Make an exact transcription of the material, leaving out all images.

» Rows from a figure dataset:
□ □ □

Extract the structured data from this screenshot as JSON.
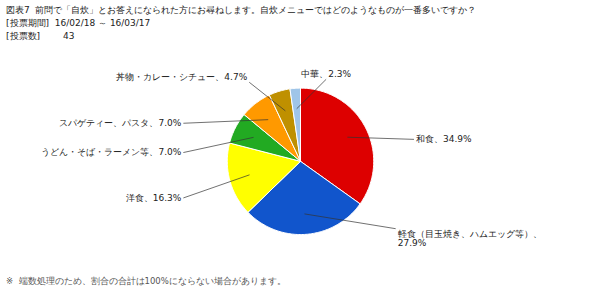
{
  "chart_data": {
    "type": "pie",
    "title": "図表7  前問で「自炊」とお答えになられた方にお尋ねします。自炊メニューではどのようなものが一番多いですか？",
    "subtitle": [
      "[投票期間]  16/02/18 ～ 16/03/17",
      "[投票数]        43"
    ],
    "values": [
      34.9,
      27.9,
      16.3,
      7.0,
      7.0,
      4.7,
      2.3
    ],
    "value_labels": [
      "和食、34.9%",
      "軽食（目玉焼き、ハムエッグ等）、\n27.9%",
      "洋食、16.3%",
      "うどん・そば・ラーメン等、7.0%",
      "スパゲティー、パスタ、7.0%",
      "丼物・カレー・シチュー、4.7%",
      "中華、2.3%"
    ],
    "data_labels": true,
    "colors": [
      "#dd0000",
      "#1155cc",
      "#ffff00",
      "#22aa22",
      "#ff9900",
      "#bf9000",
      "#9fc5e8"
    ],
    "annotations": [
      "※  端数処理のため、割合の合計は100%にならない場合があります。"
    ]
  }
}
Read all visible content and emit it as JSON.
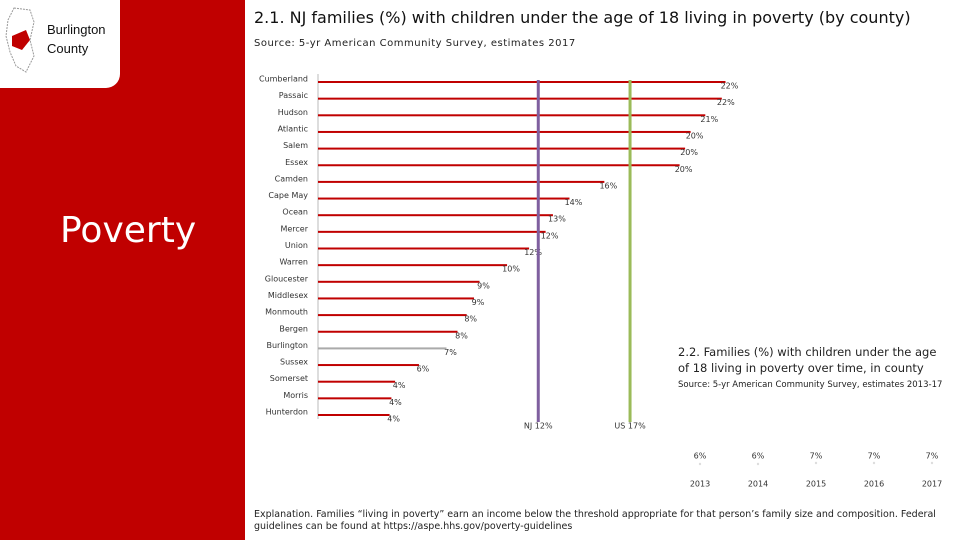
{
  "panel": {
    "badge": "Burlington County",
    "heading": "Poverty"
  },
  "chart_data": [
    {
      "type": "bar",
      "orientation": "horizontal",
      "title": "2.1. NJ families (%) with children under the age of 18 living in poverty (by county)",
      "subtitle": "Source: 5-yr American Community Survey, estimates 2017",
      "categories": [
        "Cumberland",
        "Passaic",
        "Hudson",
        "Atlantic",
        "Salem",
        "Essex",
        "Camden",
        "Cape May",
        "Ocean",
        "Mercer",
        "Union",
        "Warren",
        "Gloucester",
        "Middlesex",
        "Monmouth",
        "Bergen",
        "Burlington",
        "Sussex",
        "Somerset",
        "Morris",
        "Hunterdon"
      ],
      "values": [
        22.2,
        22.0,
        21.1,
        20.3,
        20.0,
        19.7,
        15.6,
        13.7,
        12.8,
        12.4,
        11.5,
        10.3,
        8.8,
        8.5,
        8.1,
        7.6,
        7.0,
        5.5,
        4.2,
        4.0,
        3.9
      ],
      "value_labels": [
        "22%",
        "22%",
        "21%",
        "20%",
        "20%",
        "20%",
        "16%",
        "14%",
        "13%",
        "12%",
        "12%",
        "10%",
        "9%",
        "9%",
        "8%",
        "8%",
        "7%",
        "6%",
        "4%",
        "4%",
        "4%"
      ],
      "color": "#c00000",
      "highlight": {
        "category": "Burlington",
        "color": "#aaaaaa"
      },
      "xlim": [
        0,
        22.5
      ],
      "reference_lines": [
        {
          "label": "NJ 12%",
          "value": 12,
          "color": "#7f5f9f"
        },
        {
          "label": "US 17%",
          "value": 17,
          "color": "#9bbb59"
        }
      ]
    },
    {
      "type": "line",
      "title": "2.2. Families (%) with children under the age of 18 living in poverty over time, in county",
      "subtitle": "Source: 5-yr American Community Survey, estimates 2013-17",
      "categories": [
        "2013",
        "2014",
        "2015",
        "2016",
        "2017"
      ],
      "values": [
        6,
        6,
        7,
        7,
        7
      ],
      "value_labels": [
        "6%",
        "6%",
        "7%",
        "7%",
        "7%"
      ],
      "ylim": [
        0,
        30
      ],
      "color": "#dddddd"
    }
  ],
  "explanation": "Explanation. Families “living in poverty” earn an income below the threshold appropriate for that person’s family size and composition. Federal guidelines can be found at https://aspe.hhs.gov/poverty-guidelines"
}
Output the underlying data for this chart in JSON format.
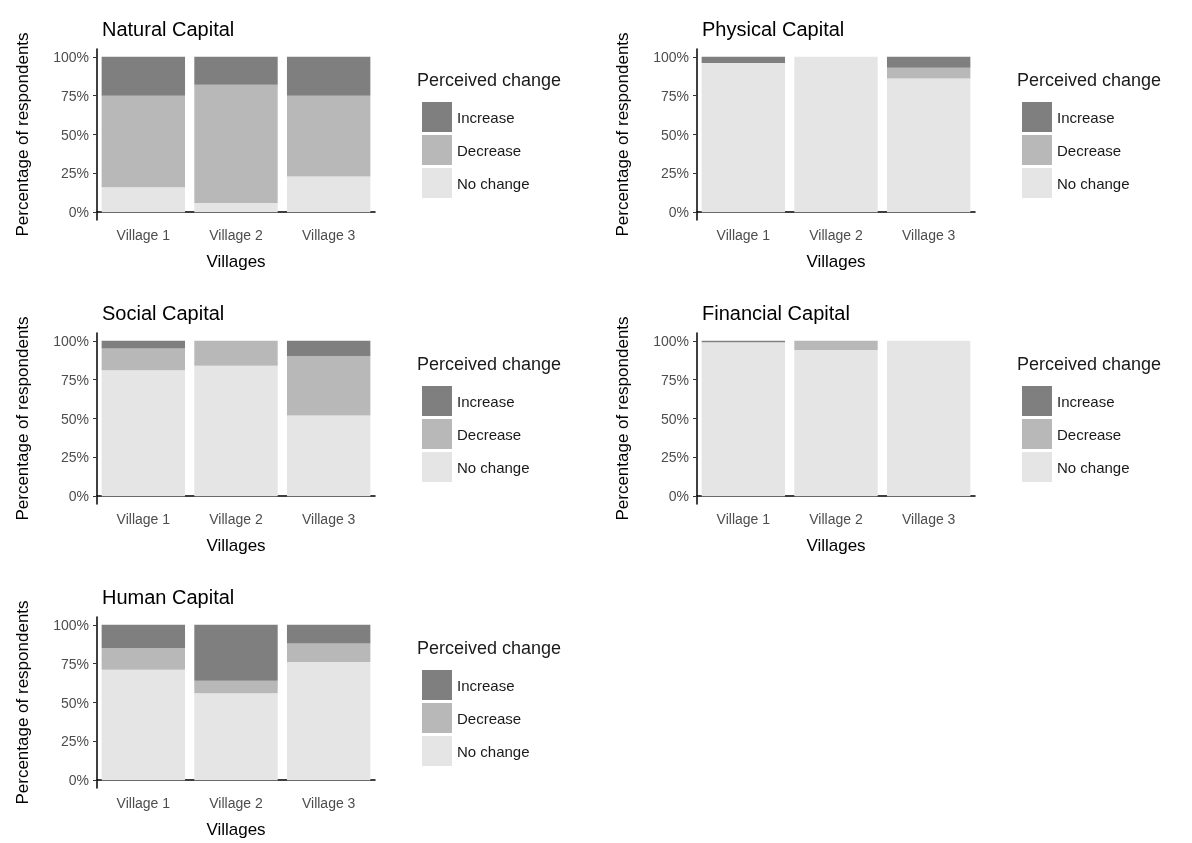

□ □ □

» EXERCISE RESPONSE:
Extract the structured data from this screenshot as JSON.
{
  "chart_data": {
    "type": "pie",
    "title": "図表7  前問で「自炊」とお答えになられた方にお尋ねします。自炊メニューではどのようなものが一番多いですか？",
    "subtitle": [
      "[投票期間]  16/02/18 ～ 16/03/17",
      "[投票数]        43"
    ],
    "values": [
      34.9,
      27.9,
      16.3,
      7.0,
      7.0,
      4.7,
      2.3
    ],
    "value_labels": [
      "和食、34.9%",
      "軽食（目玉焼き、ハムエッグ等）、\n27.9%",
      "洋食、16.3%",
      "うどん・そば・ラーメン等、7.0%",
      "スパゲティー、パスタ、7.0%",
      "丼物・カレー・シチュー、4.7%",
      "中華、2.3%"
    ],
    "data_labels": true,
    "colors": [
      "#dd0000",
      "#1155cc",
      "#ffff00",
      "#22aa22",
      "#ff9900",
      "#bf9000",
      "#9fc5e8"
    ],
    "annotations": [
      "※  端数処理のため、割合の合計は100%にならない場合があります。"
    ]
  }
}
Read all visible content and emit it as JSON.
{
  "panel": {
    "badge": "Burlington County",
    "heading": "Poverty"
  },
  "chart_data": [
    {
      "type": "bar",
      "orientation": "horizontal",
      "title": "2.1. NJ families (%) with children under the age of 18 living in poverty (by county)",
      "subtitle": "Source: 5-yr American Community Survey, estimates 2017",
      "categories": [
        "Cumberland",
        "Passaic",
        "Hudson",
        "Atlantic",
        "Salem",
        "Essex",
        "Camden",
        "Cape May",
        "Ocean",
        "Mercer",
        "Union",
        "Warren",
        "Gloucester",
        "Middlesex",
        "Monmouth",
        "Bergen",
        "Burlington",
        "Sussex",
        "Somerset",
        "Morris",
        "Hunterdon"
      ],
      "values": [
        22.2,
        22.0,
        21.1,
        20.3,
        20.0,
        19.7,
        15.6,
        13.7,
        12.8,
        12.4,
        11.5,
        10.3,
        8.8,
        8.5,
        8.1,
        7.6,
        7.0,
        5.5,
        4.2,
        4.0,
        3.9
      ],
      "value_labels": [
        "22%",
        "22%",
        "21%",
        "20%",
        "20%",
        "20%",
        "16%",
        "14%",
        "13%",
        "12%",
        "12%",
        "10%",
        "9%",
        "9%",
        "8%",
        "8%",
        "7%",
        "6%",
        "4%",
        "4%",
        "4%"
      ],
      "color": "#c00000",
      "highlight": {
        "category": "Burlington",
        "color": "#aaaaaa"
      },
      "xlim": [
        0,
        22.5
      ],
      "reference_lines": [
        {
          "label": "NJ 12%",
          "value": 12,
          "color": "#7f5f9f"
        },
        {
          "label": "US 17%",
          "value": 17,
          "color": "#9bbb59"
        }
      ]
    },
    {
      "type": "line",
      "title": "2.2. Families (%) with children under the age of 18 living in poverty over time, in county",
      "subtitle": "Source: 5-yr American Community Survey, estimates 2013-17",
      "categories": [
        "2013",
        "2014",
        "2015",
        "2016",
        "2017"
      ],
      "values": [
        6,
        6,
        7,
        7,
        7
      ],
      "value_labels": [
        "6%",
        "6%",
        "7%",
        "7%",
        "7%"
      ],
      "ylim": [
        0,
        30
      ],
      "color": "#dddddd"
    }
  ],
  "explanation": "Explanation. Families “living in poverty” earn an income below the threshold appropriate for that person’s family size and composition. Federal guidelines can be found at https://aspe.hhs.gov/poverty-guidelines"
}
Output the underlying data for this chart in JSON format.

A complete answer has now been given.